◆ TASK OBJECTIVE ◆
Please report every line from the material that contains the word "pneumoniae".

◆ RECORDS TO USE ◆
★ ★ ★ ★
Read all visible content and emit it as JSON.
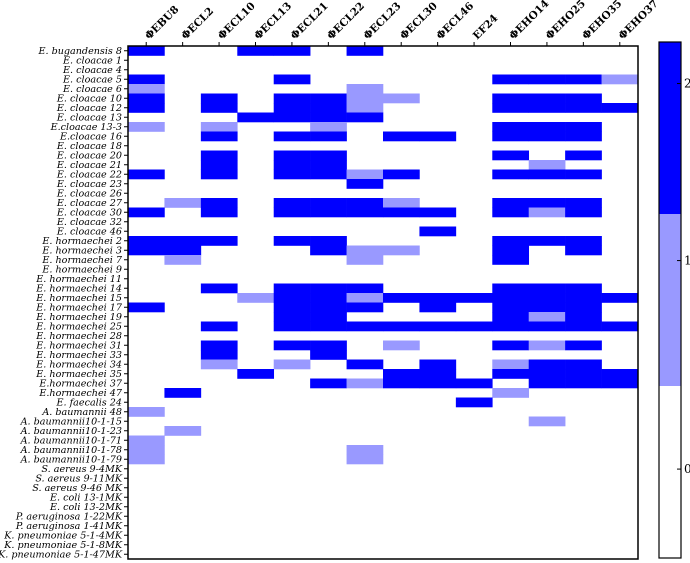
{
  "chart_data": {
    "type": "heatmap",
    "columns": [
      "ΦEBU8",
      "ΦECL2",
      "ΦECL10",
      "ΦECL13",
      "ΦECL21",
      "ΦECL22",
      "ΦECL23",
      "ΦECL30",
      "ΦECL46",
      "EF24",
      "ΦEHO14",
      "ΦEHO25",
      "ΦEHO35",
      "ΦEHO37"
    ],
    "rows": [
      "E. bugandensis 8",
      "E. cloacae 1",
      "E. cloacae 4",
      "E. cloacae 5",
      "E. cloacae 6",
      "E. cloacae 10",
      "E. cloacae 12",
      "E. cloacae 13",
      "E.cloacae 13-3",
      "E.cloacae 16",
      "E. cloacae 18",
      "E. cloacae 20",
      "E. cloacae 21",
      "E. cloacae 22",
      "E. cloacae 23",
      "E. cloacae 26",
      "E. cloacae 27",
      "E. cloacae 30",
      "E. cloacae 32",
      "E. cloacae 46",
      "E. hormaechei 2",
      "E. hormaechei 3",
      "E. hormaechei 7",
      "E. hormaechei 9",
      "E. hormaechei 11",
      "E. hormaechei 14",
      "E. hormaechei 15",
      "E. hormaechei 17",
      "E. hormaechei 19",
      "E. hormaechei 25",
      "E. hormaechei 28",
      "E. hormaechei 31",
      "E. hormaechei 33",
      "E. hormaechei 34",
      "E. hormaechei 35",
      "E.hormaechei 37",
      "E.hormaechei 47",
      "E. faecalis 24",
      "A. baumannii 48",
      "A. baumannii10-1-15",
      "A. baumannii10-1-23",
      "A. baumannii10-1-71",
      "A. baumannii10-1-78",
      "A. baumannii10-1-79",
      "S. aereus 9-4MK",
      "S. aereus 9-11MK",
      "S. aereus 9-46 MK",
      "E. coli 13-1MK",
      "E. coli 13-2MK",
      "P. aeruginosa 1-22MK",
      "P. aeruginosa 1-41MK",
      "K. pneumoniae 5-1-4MK",
      "K. pneumoniae 5-1-8MK",
      "K. pneumoniae 5-1-47MK"
    ],
    "values": [
      [
        2,
        0,
        0,
        2,
        2,
        0,
        2,
        0,
        0,
        0,
        0,
        0,
        0,
        0
      ],
      [
        0,
        0,
        0,
        0,
        0,
        0,
        0,
        0,
        0,
        0,
        0,
        0,
        0,
        0
      ],
      [
        0,
        0,
        0,
        0,
        0,
        0,
        0,
        0,
        0,
        0,
        0,
        0,
        0,
        0
      ],
      [
        2,
        0,
        0,
        0,
        2,
        0,
        0,
        0,
        0,
        0,
        2,
        2,
        2,
        1
      ],
      [
        1,
        0,
        0,
        0,
        0,
        0,
        1,
        0,
        0,
        0,
        0,
        0,
        0,
        0
      ],
      [
        2,
        0,
        2,
        0,
        2,
        2,
        1,
        1,
        0,
        0,
        2,
        2,
        2,
        0
      ],
      [
        2,
        0,
        2,
        0,
        2,
        2,
        1,
        0,
        0,
        0,
        2,
        2,
        2,
        2
      ],
      [
        0,
        0,
        0,
        2,
        2,
        2,
        2,
        0,
        0,
        0,
        0,
        0,
        0,
        0
      ],
      [
        1,
        0,
        1,
        0,
        0,
        1,
        0,
        0,
        0,
        0,
        2,
        2,
        2,
        0
      ],
      [
        0,
        0,
        2,
        0,
        2,
        2,
        0,
        2,
        2,
        0,
        2,
        2,
        2,
        0
      ],
      [
        0,
        0,
        0,
        0,
        0,
        0,
        0,
        0,
        0,
        0,
        0,
        0,
        0,
        0
      ],
      [
        0,
        0,
        2,
        0,
        2,
        2,
        0,
        0,
        0,
        0,
        2,
        0,
        2,
        0
      ],
      [
        0,
        0,
        2,
        0,
        2,
        2,
        0,
        0,
        0,
        0,
        0,
        1,
        0,
        0
      ],
      [
        2,
        0,
        2,
        0,
        2,
        2,
        1,
        2,
        0,
        0,
        2,
        2,
        2,
        0
      ],
      [
        0,
        0,
        0,
        0,
        0,
        0,
        2,
        0,
        0,
        0,
        0,
        0,
        0,
        0
      ],
      [
        0,
        0,
        0,
        0,
        0,
        0,
        0,
        0,
        0,
        0,
        0,
        0,
        0,
        0
      ],
      [
        0,
        1,
        2,
        0,
        2,
        2,
        2,
        1,
        0,
        0,
        2,
        2,
        2,
        0
      ],
      [
        2,
        0,
        2,
        0,
        2,
        2,
        2,
        2,
        2,
        0,
        2,
        1,
        2,
        0
      ],
      [
        0,
        0,
        0,
        0,
        0,
        0,
        0,
        0,
        0,
        0,
        0,
        0,
        0,
        0
      ],
      [
        0,
        0,
        0,
        0,
        0,
        0,
        0,
        0,
        2,
        0,
        0,
        0,
        0,
        0
      ],
      [
        2,
        2,
        2,
        0,
        2,
        2,
        0,
        0,
        0,
        0,
        2,
        2,
        2,
        0
      ],
      [
        2,
        2,
        0,
        0,
        0,
        2,
        1,
        1,
        0,
        0,
        2,
        0,
        2,
        0
      ],
      [
        0,
        1,
        0,
        0,
        0,
        0,
        1,
        0,
        0,
        0,
        2,
        0,
        0,
        0
      ],
      [
        0,
        0,
        0,
        0,
        0,
        0,
        0,
        0,
        0,
        0,
        0,
        0,
        0,
        0
      ],
      [
        0,
        0,
        0,
        0,
        0,
        0,
        0,
        0,
        0,
        0,
        0,
        0,
        0,
        0
      ],
      [
        0,
        0,
        2,
        0,
        2,
        2,
        2,
        0,
        0,
        0,
        2,
        2,
        2,
        0
      ],
      [
        0,
        0,
        0,
        1,
        2,
        2,
        1,
        2,
        2,
        2,
        2,
        2,
        2,
        2
      ],
      [
        2,
        0,
        0,
        0,
        2,
        2,
        2,
        0,
        2,
        0,
        2,
        2,
        2,
        0
      ],
      [
        0,
        0,
        0,
        0,
        2,
        2,
        0,
        0,
        0,
        0,
        2,
        1,
        2,
        0
      ],
      [
        0,
        0,
        2,
        0,
        2,
        2,
        2,
        2,
        2,
        2,
        2,
        2,
        2,
        2
      ],
      [
        0,
        0,
        0,
        0,
        0,
        0,
        0,
        0,
        0,
        0,
        0,
        0,
        0,
        0
      ],
      [
        0,
        0,
        2,
        0,
        2,
        2,
        0,
        1,
        0,
        0,
        2,
        1,
        2,
        0
      ],
      [
        0,
        0,
        2,
        0,
        0,
        2,
        0,
        0,
        0,
        0,
        0,
        0,
        0,
        0
      ],
      [
        0,
        0,
        1,
        0,
        1,
        0,
        2,
        0,
        2,
        0,
        1,
        2,
        2,
        0
      ],
      [
        0,
        0,
        0,
        2,
        0,
        0,
        0,
        2,
        2,
        0,
        2,
        2,
        2,
        2
      ],
      [
        0,
        0,
        0,
        0,
        0,
        2,
        1,
        2,
        2,
        2,
        0,
        2,
        2,
        2
      ],
      [
        0,
        2,
        0,
        0,
        0,
        0,
        0,
        0,
        0,
        0,
        1,
        0,
        0,
        0
      ],
      [
        0,
        0,
        0,
        0,
        0,
        0,
        0,
        0,
        0,
        2,
        0,
        0,
        0,
        0
      ],
      [
        1,
        0,
        0,
        0,
        0,
        0,
        0,
        0,
        0,
        0,
        0,
        0,
        0,
        0
      ],
      [
        0,
        0,
        0,
        0,
        0,
        0,
        0,
        0,
        0,
        0,
        0,
        1,
        0,
        0
      ],
      [
        0,
        1,
        0,
        0,
        0,
        0,
        0,
        0,
        0,
        0,
        0,
        0,
        0,
        0
      ],
      [
        1,
        0,
        0,
        0,
        0,
        0,
        0,
        0,
        0,
        0,
        0,
        0,
        0,
        0
      ],
      [
        1,
        0,
        0,
        0,
        0,
        0,
        1,
        0,
        0,
        0,
        0,
        0,
        0,
        0
      ],
      [
        1,
        0,
        0,
        0,
        0,
        0,
        1,
        0,
        0,
        0,
        0,
        0,
        0,
        0
      ],
      [
        0,
        0,
        0,
        0,
        0,
        0,
        0,
        0,
        0,
        0,
        0,
        0,
        0,
        0
      ],
      [
        0,
        0,
        0,
        0,
        0,
        0,
        0,
        0,
        0,
        0,
        0,
        0,
        0,
        0
      ],
      [
        0,
        0,
        0,
        0,
        0,
        0,
        0,
        0,
        0,
        0,
        0,
        0,
        0,
        0
      ],
      [
        0,
        0,
        0,
        0,
        0,
        0,
        0,
        0,
        0,
        0,
        0,
        0,
        0,
        0
      ],
      [
        0,
        0,
        0,
        0,
        0,
        0,
        0,
        0,
        0,
        0,
        0,
        0,
        0,
        0
      ],
      [
        0,
        0,
        0,
        0,
        0,
        0,
        0,
        0,
        0,
        0,
        0,
        0,
        0,
        0
      ],
      [
        0,
        0,
        0,
        0,
        0,
        0,
        0,
        0,
        0,
        0,
        0,
        0,
        0,
        0
      ],
      [
        0,
        0,
        0,
        0,
        0,
        0,
        0,
        0,
        0,
        0,
        0,
        0,
        0,
        0
      ],
      [
        0,
        0,
        0,
        0,
        0,
        0,
        0,
        0,
        0,
        0,
        0,
        0,
        0,
        0
      ],
      [
        0,
        0,
        0,
        0,
        0,
        0,
        0,
        0,
        0,
        0,
        0,
        0,
        0,
        0
      ]
    ],
    "scale": {
      "levels": [
        0,
        1,
        2
      ],
      "tick_labels": [
        "0",
        "1",
        "2"
      ],
      "colors": [
        "#ffffff",
        "#9999ff",
        "#0000ff"
      ]
    },
    "grid": false,
    "legend": "colorbar-right"
  }
}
★ ★ ★ ★
◆ WORKED SOLUTION ◆
      "K. pneumoniae 5-1-4MK",
      "K. pneumoniae 5-1-8MK",
      "K. pneumoniae 5-1-47MK"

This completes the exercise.